Task goal:
Filter the entries below, keeping every line that has the word "Undercoverage".

Records supplied:
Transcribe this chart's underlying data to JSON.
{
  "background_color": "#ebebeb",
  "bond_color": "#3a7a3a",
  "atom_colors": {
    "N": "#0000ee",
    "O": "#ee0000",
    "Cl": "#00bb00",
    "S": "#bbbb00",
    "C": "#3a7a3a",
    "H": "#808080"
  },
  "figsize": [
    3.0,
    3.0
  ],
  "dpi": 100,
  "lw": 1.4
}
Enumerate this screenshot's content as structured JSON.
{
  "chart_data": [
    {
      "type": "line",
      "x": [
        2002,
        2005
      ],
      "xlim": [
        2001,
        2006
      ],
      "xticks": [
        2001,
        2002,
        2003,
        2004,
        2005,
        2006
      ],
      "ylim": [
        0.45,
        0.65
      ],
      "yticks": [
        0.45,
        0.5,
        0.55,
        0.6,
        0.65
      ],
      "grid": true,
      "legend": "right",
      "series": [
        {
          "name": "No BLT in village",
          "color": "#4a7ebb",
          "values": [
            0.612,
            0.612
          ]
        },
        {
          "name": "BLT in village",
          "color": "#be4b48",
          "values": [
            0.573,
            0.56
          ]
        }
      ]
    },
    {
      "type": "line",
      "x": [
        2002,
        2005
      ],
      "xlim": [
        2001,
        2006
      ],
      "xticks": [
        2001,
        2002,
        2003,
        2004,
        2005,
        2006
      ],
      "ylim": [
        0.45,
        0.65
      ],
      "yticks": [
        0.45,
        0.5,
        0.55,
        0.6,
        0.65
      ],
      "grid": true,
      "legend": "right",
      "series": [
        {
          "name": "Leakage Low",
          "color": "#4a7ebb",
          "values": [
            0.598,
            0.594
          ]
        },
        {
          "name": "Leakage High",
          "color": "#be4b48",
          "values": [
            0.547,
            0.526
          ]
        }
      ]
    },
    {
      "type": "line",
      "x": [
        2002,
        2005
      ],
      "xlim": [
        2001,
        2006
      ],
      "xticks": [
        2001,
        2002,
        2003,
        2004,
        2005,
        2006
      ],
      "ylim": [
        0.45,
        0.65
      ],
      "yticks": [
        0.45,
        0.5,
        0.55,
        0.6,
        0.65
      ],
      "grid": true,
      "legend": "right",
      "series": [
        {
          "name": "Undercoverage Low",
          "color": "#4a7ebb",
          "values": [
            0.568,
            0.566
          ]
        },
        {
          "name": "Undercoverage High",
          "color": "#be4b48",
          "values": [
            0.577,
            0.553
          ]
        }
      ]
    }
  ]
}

Reply:
          "name": "Undercoverage Low",
          "name": "Undercoverage High",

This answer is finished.